▸ **TEXT TO READ**:
Re: [RFC PATCH 0/1] Add AMDGPU_INFO_GUILTY_APP ioctl

2023-05-03 Thread Marek Olšák
GPU hangs are pretty common post-bringup. They are not common per user, but
if we gather all hangs from all users, we can have lots and lots of them.

GPU hangs are indeed not very debuggable. There are however some things we
can do:
- Identify the hanging IB by its VA (the kernel should know it)
- Read and parse the IB to detect memory corruption.
- Print active waves with shader disassembly if SQ isn't hung (often it's
not).

Determining which packet the CP is stuck on is tricky. The CP has 2 engines
(one frontend and one backend) that work on the same command buffer. The
frontend engine runs ahead, executes some packets and forwards others to
the backend engine. Only the frontend engine has the command buffer VA
somewhere. The backend engine only receives packets from the frontend
engine via a FIFO, so it might not be possible to tell where it's stuck if
it's stuck.

When the gfx pipeline hangs outside of shaders, making a scandump seems to
be the only way to have a chance at finding out what's going wrong, and
only AMD-internal versions of hw can be scanned.

Marek

On Wed, May 3, 2023 at 11:23 AM Christian König <
ckoenig.leichtzumer...@gmail.com> wrote:

> Am 03.05.23 um 17:08 schrieb Felix Kuehling:
> > Am 2023-05-03 um 03:59 schrieb Christian König:
> >> Am 02.05.23 um 20:41 schrieb Alex Deucher:
> >>> On Tue, May 2, 2023 at 11:22 AM Timur Kristóf
> >>>  wrote:
>  [SNIP]
>  In my opinion, the correct solution to those problems would be
>  if
>  the kernel could give userspace the necessary information about
>  a
>  GPU hang before a GPU reset.
> 
> >>>   The fundamental problem here is that the kernel doesn't have
> >>> that
> >>> information either. We know which IB timed out and can
> >>> potentially do
> >>> a devcoredump when that happens, but that's it.
> >>
> >> Is it really not possible to know such a fundamental thing as what
> >> the
> >> GPU was doing when it hung? How are we supposed to do any kind of
> >> debugging without knowing that?
> >>
> >> Yes, that's indeed something at least I try to figure out for years
> >> as well.
> >>
> >> Basically there are two major problems:
> >> 1. When the ASIC is hung you can't talk to the firmware engines any
> >> more and most state is not exposed directly, but just through some
> >> fw/hw interface.

▸ **GIVEN INFORMATION**:
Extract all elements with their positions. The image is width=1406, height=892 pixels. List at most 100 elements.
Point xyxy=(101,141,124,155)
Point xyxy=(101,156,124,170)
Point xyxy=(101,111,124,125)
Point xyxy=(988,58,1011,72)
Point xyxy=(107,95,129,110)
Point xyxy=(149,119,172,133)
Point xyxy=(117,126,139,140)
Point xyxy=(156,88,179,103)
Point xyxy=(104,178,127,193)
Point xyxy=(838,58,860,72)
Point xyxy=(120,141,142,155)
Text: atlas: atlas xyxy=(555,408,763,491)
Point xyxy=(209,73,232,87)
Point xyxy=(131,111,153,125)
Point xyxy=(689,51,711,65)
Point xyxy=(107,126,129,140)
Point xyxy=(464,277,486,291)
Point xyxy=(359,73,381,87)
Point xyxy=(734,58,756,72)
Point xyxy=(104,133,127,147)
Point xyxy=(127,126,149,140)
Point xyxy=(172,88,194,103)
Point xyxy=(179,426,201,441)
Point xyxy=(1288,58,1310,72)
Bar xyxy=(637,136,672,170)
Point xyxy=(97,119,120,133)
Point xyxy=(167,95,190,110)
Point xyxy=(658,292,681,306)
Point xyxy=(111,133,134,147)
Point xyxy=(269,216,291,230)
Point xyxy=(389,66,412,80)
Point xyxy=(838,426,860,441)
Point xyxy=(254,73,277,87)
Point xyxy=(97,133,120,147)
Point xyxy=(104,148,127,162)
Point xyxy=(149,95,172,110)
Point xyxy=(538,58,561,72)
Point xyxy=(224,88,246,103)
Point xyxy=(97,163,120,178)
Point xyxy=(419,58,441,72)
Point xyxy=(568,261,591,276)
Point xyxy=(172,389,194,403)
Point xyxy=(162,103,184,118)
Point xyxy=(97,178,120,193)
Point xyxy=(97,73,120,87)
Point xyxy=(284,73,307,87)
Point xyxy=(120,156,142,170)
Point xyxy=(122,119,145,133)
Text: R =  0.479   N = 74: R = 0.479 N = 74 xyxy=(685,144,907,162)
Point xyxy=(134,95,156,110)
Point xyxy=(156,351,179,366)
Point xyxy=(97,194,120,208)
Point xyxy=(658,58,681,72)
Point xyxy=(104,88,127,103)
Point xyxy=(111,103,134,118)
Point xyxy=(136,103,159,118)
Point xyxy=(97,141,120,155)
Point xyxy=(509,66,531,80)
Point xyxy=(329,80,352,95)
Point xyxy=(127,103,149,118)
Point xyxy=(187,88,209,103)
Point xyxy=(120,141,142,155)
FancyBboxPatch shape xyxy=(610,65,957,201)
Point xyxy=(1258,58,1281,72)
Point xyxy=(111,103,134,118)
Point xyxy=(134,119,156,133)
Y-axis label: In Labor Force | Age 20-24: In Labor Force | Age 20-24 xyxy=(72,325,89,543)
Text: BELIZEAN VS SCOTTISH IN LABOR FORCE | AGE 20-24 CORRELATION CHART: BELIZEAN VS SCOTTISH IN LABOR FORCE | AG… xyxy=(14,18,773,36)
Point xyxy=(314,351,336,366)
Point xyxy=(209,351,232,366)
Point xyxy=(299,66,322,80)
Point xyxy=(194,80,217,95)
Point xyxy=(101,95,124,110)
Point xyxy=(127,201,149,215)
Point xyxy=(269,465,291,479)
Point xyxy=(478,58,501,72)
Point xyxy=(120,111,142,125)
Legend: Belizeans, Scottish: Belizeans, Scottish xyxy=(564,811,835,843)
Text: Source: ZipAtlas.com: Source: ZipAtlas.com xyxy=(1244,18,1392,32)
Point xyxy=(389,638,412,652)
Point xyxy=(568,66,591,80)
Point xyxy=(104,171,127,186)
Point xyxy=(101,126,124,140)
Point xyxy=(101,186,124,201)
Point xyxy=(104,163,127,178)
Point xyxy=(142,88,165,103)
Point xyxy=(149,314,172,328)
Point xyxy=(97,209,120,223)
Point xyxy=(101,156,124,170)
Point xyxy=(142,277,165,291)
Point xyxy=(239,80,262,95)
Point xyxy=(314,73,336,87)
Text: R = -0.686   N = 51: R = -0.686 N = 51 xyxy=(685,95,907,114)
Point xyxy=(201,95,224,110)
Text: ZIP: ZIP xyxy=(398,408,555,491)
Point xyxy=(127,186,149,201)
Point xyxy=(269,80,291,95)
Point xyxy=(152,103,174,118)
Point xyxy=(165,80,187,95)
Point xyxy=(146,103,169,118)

▸ **DIRECTION**:
Answer these about the GPU hang thread:
(a) How many engines does the CP have, and what are they?
(b) According to the quoted reply, what does the kernel know when a hang occurs?
(c) Which versions of hw can be scanned?
The entries have no connection to the GPU hang thread.

▸ **RESPONSE TO THE TASK**:
(a) Two: one frontend engine and one backend engine.
(b) Which IB timed out.
(c) Only AMD-internal versions.